[TEXT BLOCK Boundary: Start]

Crowd-sourcing – Crowd sourcing is the opposite of personalization. Instead, the whole audience, in aggregate, determines what gets played. This is an inherently social form of radio. The battle now is between making crowd-sourced programming the station’s entire format, or merely using it tactically as a feature.
Doing a Daily Deal – Local online ad spending is fertile ground for revenue growth and daily deals are a natural way for radio to get its share of local online. We already have the relationship with many small businesses, we have the local infrastructure, and a big chunk of our advertising business already comes from local. Cumulus, with its SweetJack platform, is one of the leaders in doing daily deals and CBS is having a lot of success with radio/TV synergies, but I believe most groups will be doing the same, aggressively, in 2012.
Cross-platform measurement – Online and on-air ratings are islands unto themselves. They’re measured in different ways using different metrics. But Arbitron is working on a new cross-platform measuring system to combine on-air numbers with listening on other platforms. While that can only help the bottom line, it will also lead to direct comparisons between terrestrial radio and online/mobile.
Initially, this will be to terrestrial radio’s benefit. Total “radio” listening tilts heavily in terrestrial radio’s favor, but for various reasons, it gets short shrift in the press. Pandora, Sirius/XM and other platforms are a lot cooler than FM/AM radio. So far, this is a mirage, but that could be changing in a few years.
Online In-Car Listening – When online connectivity in cars becomes the exception, rather than the rule, our competition will become much stiffer. Pandora increased its reach and use dramatically thanks to mobile apps, and the next frontier is in-car access.
The recent Arbitron/Edison the Road Ahead study shows that a majority of 18-24s have listen to iPods or other devices in their cars. To date, that’s difficult to pull off unless you have one of the few cars that permit it. Otherwise you have to do it by plugging a mobile device into the car’s audio system or just lay your mobile device in the seat next to you and hope for the best. Either way, this shows that many people are motivated to access “radio” by alternate means.
Facebook’s music strategy – The average Facebook user spends an obscene amount of time with the site. In fact Facebook has pulled off the incredible feat of increasing both reach and time spent. Think about one of the fundamental principles of building a radio audience: as cume increases, TSL will decrease. This has not happened (yet) with Facebook.
In fact Facebook is doing everything it can to continue to grow the time users spend with it. A big part of that goal is the frictionless sharing principle behind the new Timelines design, and the music and media strategy inherent in building it. Instead of creating its own streaming service and music store, Facebook decided to partner with – and integrate into the its ecosystem – services such as Spotify, Mog and Rdio.
Fortunately, one of the other partners is rooted in terrestrial radio, Clear Channel’s Iheartradio. What are you doing about it? Are you enabling in-Facebook streaming of your signal? If not, why not?
What’s Next? – These are my thoughts on some of what we’ll be dealing with in the new year. I’d love to hear your thoughts on these and other topics that I might have missed. Also, keep an eye on the buzz from the CES in Las Vegas in January. While that show is driven by gadgets, if you step back and analyze the principles behind there devices, you’ll get a good idea of where media and tech will be headed in the near future.

[TEXT BLOCK Boundary: End]

*TO DO*.
• A. In the radio trends text, extract the passage starting at "Online In-Car Listening" and ending at "by alternate means.".
• B. Which services does the radio trends text name as Facebook's music partners?
• C. According to the radio trends text, what platform does Cumulus use for daily deals?

[EXTRACTED ENTRIES Boundary: Start]

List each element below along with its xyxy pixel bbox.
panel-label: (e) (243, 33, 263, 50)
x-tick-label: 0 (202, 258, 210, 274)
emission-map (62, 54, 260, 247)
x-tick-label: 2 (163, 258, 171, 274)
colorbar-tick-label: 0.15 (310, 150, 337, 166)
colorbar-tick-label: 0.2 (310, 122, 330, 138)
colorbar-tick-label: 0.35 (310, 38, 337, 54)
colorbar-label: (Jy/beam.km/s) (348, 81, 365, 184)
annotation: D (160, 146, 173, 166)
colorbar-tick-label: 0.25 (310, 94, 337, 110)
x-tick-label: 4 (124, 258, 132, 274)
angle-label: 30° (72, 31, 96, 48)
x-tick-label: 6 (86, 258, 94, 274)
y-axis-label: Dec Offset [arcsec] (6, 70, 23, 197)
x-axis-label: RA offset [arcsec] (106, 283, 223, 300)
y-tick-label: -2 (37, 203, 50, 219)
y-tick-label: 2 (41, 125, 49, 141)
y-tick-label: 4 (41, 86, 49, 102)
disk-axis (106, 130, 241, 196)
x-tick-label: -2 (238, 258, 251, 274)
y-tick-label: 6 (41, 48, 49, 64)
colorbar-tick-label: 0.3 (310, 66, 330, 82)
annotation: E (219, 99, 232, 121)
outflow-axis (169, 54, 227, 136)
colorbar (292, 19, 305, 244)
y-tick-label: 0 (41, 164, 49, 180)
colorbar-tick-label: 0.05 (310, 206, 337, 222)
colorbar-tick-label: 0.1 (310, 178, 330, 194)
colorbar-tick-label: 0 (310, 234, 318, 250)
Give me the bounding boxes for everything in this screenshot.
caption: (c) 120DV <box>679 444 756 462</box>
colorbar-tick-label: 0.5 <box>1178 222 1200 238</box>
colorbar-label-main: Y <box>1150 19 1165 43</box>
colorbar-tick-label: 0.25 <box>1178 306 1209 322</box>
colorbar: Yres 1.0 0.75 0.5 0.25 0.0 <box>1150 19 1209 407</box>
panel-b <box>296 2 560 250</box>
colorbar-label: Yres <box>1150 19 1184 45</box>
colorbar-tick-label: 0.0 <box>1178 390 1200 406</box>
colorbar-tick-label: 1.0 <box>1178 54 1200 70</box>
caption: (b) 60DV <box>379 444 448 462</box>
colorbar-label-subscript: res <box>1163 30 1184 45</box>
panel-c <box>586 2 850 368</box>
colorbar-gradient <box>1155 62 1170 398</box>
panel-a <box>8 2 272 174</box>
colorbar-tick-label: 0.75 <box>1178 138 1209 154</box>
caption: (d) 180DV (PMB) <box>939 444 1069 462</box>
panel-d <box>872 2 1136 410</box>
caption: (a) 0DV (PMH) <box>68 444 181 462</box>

[EXTRACTED ENTRIES Boundary: End]

*ANSWER SET*.
• A.
Online In-Car Listening – When online connectivity in cars becomes the exception, rather than the rule, our competition will become much stiffer. Pandora increased its reach and use dramatically thanks to mobile apps, and the next frontier is in-car access.
The recent Arbitron/Edison the Road Ahead study shows that a majority of 18-24s have listen to iPods or other devices in their cars. To date, that’s difficult to pull off unless you have one of the few cars that permit it. Otherwise you have to do it by plugging a mobile device into the car’s audio system or just lay your mobile device in the seat next to you and hope for the best. Either way, this shows that many people are motivated to access “radio” by alternate means.

• B. Spotify, Mog, Rdio, Clear Channel's Iheartradio

• C. SweetJack